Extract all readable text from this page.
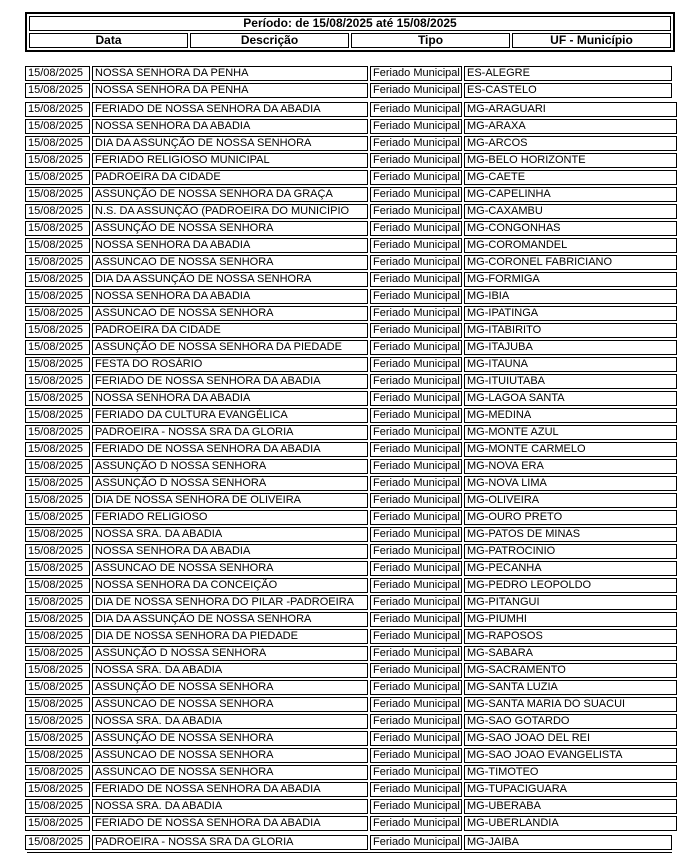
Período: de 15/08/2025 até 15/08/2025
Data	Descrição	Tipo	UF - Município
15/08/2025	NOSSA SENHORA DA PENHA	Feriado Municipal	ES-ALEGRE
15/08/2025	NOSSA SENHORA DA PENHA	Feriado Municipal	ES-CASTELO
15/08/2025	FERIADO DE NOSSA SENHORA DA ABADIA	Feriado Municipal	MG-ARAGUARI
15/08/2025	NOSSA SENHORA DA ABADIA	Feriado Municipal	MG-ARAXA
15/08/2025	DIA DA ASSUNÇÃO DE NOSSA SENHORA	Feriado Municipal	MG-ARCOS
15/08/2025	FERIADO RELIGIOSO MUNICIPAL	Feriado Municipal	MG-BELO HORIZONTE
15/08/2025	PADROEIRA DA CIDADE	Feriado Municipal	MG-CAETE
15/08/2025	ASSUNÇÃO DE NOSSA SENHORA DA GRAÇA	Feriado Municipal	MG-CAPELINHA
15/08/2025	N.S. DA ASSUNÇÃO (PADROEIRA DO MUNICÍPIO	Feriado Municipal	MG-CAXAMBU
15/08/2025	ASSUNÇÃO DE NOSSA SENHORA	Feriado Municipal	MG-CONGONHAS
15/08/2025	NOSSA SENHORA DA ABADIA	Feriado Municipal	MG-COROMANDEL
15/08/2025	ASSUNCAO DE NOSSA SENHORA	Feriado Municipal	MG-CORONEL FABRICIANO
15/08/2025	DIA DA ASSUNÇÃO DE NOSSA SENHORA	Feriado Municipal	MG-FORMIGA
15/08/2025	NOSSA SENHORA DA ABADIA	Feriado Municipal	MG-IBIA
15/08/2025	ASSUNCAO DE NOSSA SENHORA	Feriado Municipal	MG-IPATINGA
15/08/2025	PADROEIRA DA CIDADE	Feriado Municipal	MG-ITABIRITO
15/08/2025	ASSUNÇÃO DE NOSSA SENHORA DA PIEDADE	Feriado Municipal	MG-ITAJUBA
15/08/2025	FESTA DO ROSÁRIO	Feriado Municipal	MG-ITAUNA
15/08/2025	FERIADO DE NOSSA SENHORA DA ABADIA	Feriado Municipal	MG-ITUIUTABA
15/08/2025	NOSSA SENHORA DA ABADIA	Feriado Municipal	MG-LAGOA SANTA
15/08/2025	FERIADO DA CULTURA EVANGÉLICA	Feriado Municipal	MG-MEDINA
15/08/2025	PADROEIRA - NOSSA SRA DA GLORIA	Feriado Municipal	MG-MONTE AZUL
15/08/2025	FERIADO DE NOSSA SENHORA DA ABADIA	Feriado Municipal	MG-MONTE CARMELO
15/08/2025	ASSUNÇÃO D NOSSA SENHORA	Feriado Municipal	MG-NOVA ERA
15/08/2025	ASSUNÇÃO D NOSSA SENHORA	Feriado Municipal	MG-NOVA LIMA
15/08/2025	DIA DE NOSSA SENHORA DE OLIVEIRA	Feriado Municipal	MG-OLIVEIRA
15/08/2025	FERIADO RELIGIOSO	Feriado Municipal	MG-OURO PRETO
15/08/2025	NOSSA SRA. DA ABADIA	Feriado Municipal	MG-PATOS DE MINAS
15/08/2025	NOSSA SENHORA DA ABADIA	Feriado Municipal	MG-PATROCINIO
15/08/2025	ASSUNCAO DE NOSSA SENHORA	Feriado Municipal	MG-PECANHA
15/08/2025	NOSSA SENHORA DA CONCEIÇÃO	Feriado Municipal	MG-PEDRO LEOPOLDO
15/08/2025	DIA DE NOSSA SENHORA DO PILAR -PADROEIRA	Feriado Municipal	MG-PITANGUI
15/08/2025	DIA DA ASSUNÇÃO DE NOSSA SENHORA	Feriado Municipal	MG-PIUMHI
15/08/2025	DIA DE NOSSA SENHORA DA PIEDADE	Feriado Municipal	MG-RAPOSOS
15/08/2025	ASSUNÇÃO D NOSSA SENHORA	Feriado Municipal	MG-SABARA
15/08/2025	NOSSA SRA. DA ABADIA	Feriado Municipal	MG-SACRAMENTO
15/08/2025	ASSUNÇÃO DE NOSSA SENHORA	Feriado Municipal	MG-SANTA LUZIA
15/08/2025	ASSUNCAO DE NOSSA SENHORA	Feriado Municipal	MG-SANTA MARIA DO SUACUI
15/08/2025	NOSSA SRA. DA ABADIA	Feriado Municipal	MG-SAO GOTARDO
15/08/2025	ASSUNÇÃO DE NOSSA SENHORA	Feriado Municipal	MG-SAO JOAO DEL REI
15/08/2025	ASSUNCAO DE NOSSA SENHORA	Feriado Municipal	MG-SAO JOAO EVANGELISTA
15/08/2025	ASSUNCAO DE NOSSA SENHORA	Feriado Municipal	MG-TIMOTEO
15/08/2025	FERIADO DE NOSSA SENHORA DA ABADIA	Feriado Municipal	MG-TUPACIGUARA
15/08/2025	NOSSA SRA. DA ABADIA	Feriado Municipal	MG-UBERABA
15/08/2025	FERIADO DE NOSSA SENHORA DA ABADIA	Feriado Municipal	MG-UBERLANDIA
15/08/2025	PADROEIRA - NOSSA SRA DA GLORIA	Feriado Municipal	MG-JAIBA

::::

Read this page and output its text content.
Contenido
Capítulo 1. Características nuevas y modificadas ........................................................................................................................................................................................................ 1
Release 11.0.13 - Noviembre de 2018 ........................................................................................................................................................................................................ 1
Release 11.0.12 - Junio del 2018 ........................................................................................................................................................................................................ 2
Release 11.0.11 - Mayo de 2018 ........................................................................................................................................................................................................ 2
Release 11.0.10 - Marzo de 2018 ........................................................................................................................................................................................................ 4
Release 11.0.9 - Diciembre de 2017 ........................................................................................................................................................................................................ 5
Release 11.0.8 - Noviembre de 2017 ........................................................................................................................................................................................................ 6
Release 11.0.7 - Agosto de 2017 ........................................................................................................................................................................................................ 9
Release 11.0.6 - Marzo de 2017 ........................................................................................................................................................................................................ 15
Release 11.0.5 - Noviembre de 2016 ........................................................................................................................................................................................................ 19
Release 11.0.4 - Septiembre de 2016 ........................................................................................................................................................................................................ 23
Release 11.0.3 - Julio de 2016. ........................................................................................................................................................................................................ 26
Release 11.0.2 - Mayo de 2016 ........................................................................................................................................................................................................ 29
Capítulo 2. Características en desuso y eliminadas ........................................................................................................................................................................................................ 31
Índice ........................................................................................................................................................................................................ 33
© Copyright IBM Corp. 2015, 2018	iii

::::

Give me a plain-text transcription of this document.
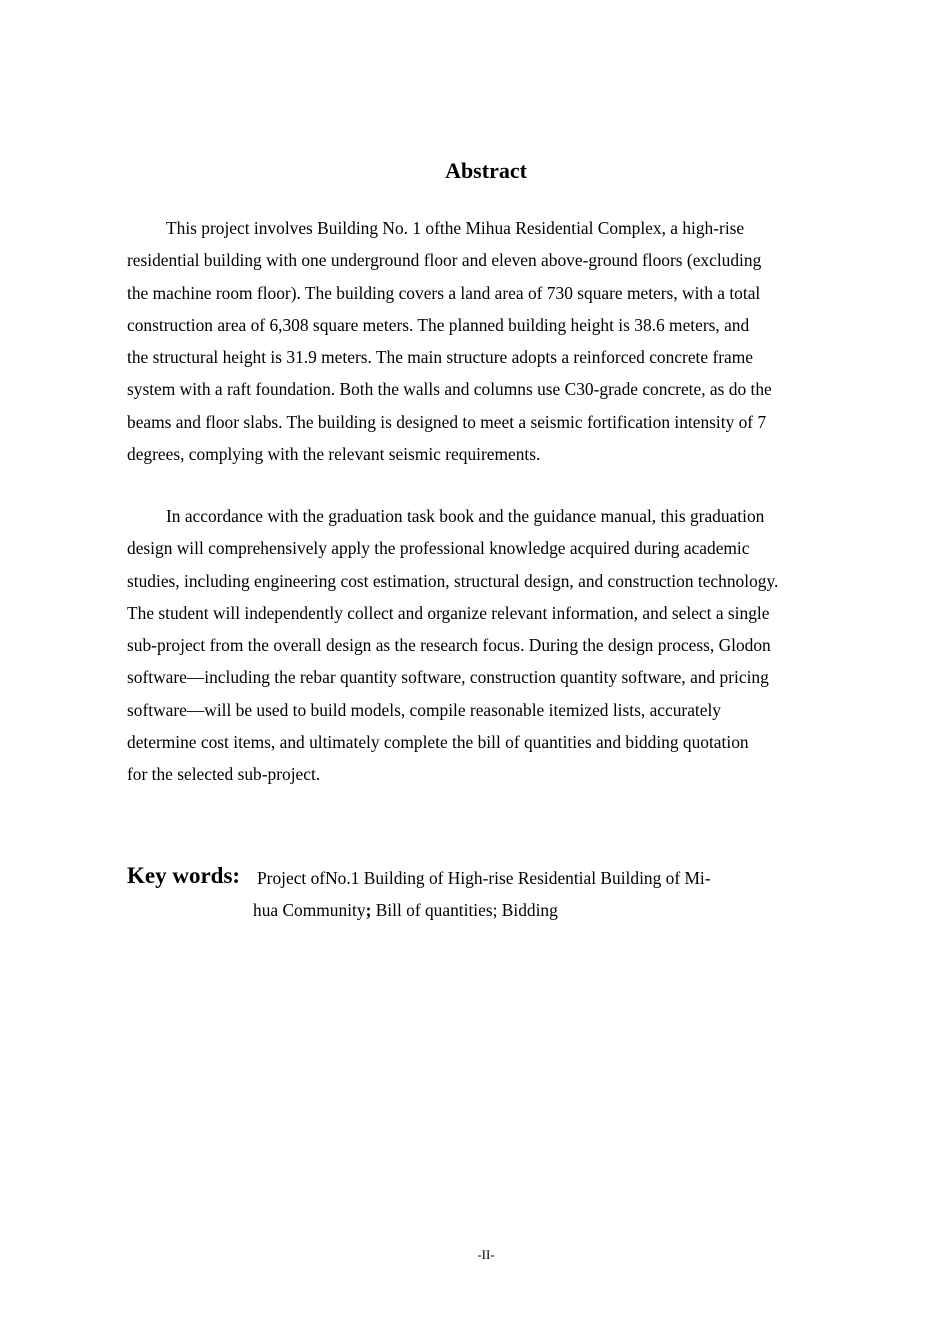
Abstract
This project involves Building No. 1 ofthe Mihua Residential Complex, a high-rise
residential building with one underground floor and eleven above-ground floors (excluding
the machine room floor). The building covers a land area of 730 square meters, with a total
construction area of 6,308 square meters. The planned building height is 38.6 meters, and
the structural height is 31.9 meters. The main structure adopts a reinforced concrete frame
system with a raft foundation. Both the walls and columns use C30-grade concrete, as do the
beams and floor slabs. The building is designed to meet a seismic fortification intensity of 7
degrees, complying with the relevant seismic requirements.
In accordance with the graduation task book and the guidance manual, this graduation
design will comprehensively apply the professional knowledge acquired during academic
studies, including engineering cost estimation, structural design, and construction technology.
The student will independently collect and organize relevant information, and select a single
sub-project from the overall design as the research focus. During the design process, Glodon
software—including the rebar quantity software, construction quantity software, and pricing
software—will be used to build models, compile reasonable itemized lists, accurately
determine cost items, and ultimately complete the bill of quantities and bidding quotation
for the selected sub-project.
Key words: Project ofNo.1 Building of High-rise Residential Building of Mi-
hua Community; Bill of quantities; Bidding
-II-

::::

Sift the material for lines with the string "software". Copy each one found.

software—including the rebar quantity software, construction quantity software, and pricing
software—will be used to build models, compile reasonable itemized lists, accurately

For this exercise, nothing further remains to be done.